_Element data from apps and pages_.
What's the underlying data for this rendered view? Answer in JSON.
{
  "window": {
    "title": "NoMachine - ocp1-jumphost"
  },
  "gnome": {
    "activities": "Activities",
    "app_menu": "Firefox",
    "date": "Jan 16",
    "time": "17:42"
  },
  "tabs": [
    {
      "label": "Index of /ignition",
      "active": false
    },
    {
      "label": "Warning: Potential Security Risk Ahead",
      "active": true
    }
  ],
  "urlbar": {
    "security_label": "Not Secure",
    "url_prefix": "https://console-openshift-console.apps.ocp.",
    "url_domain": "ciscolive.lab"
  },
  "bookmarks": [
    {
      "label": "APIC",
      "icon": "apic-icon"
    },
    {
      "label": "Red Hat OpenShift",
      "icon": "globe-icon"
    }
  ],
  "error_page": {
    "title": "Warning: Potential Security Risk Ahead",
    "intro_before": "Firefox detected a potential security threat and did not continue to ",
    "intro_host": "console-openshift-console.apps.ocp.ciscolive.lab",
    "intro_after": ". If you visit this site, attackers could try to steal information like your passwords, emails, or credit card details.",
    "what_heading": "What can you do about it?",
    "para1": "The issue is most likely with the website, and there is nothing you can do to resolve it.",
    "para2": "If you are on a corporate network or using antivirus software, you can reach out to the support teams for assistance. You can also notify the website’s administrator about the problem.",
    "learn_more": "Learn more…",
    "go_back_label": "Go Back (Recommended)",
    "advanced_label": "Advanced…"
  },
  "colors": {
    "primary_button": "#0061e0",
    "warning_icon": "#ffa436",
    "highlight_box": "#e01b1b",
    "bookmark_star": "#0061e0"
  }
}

_Your instructions_.
The lines above should be duplicated exactly.

_Output of the exercise_.
What's the underlying data for this rendered view? Answer in JSON.
{
  "window": {
    "title": "NoMachine - ocp1-jumphost"
  },
  "gnome": {
    "activities": "Activities",
    "app_menu": "Firefox",
    "date": "Jan 16",
    "time": "17:42"
  },
  "tabs": [
    {
      "label": "Index of /ignition",
      "active": false
    },
    {
      "label": "Warning: Potential Security Risk Ahead",
      "active": true
    }
  ],
  "urlbar": {
    "security_label": "Not Secure",
    "url_prefix": "https://console-openshift-console.apps.ocp.",
    "url_domain": "ciscolive.lab"
  },
  "bookmarks": [
    {
      "label": "APIC",
      "icon": "apic-icon"
    },
    {
      "label": "Red Hat OpenShift",
      "icon": "globe-icon"
    }
  ],
  "error_page": {
    "title": "Warning: Potential Security Risk Ahead",
    "intro_before": "Firefox detected a potential security threat and did not continue to ",
    "intro_host": "console-openshift-console.apps.ocp.ciscolive.lab",
    "intro_after": ". If you visit this site, attackers could try to steal information like your passwords, emails, or credit card details.",
    "what_heading": "What can you do about it?",
    "para1": "The issue is most likely with the website, and there is nothing you can do to resolve it.",
    "para2": "If you are on a corporate network or using antivirus software, you can reach out to the support teams for assistance. You can also notify the website’s administrator about the problem.",
    "learn_more": "Learn more…",
    "go_back_label": "Go Back (Recommended)",
    "advanced_label": "Advanced…"
  },
  "colors": {
    "primary_button": "#0061e0",
    "warning_icon": "#ffa436",
    "highlight_box": "#e01b1b",
    "bookmark_star": "#0061e0"
  }
}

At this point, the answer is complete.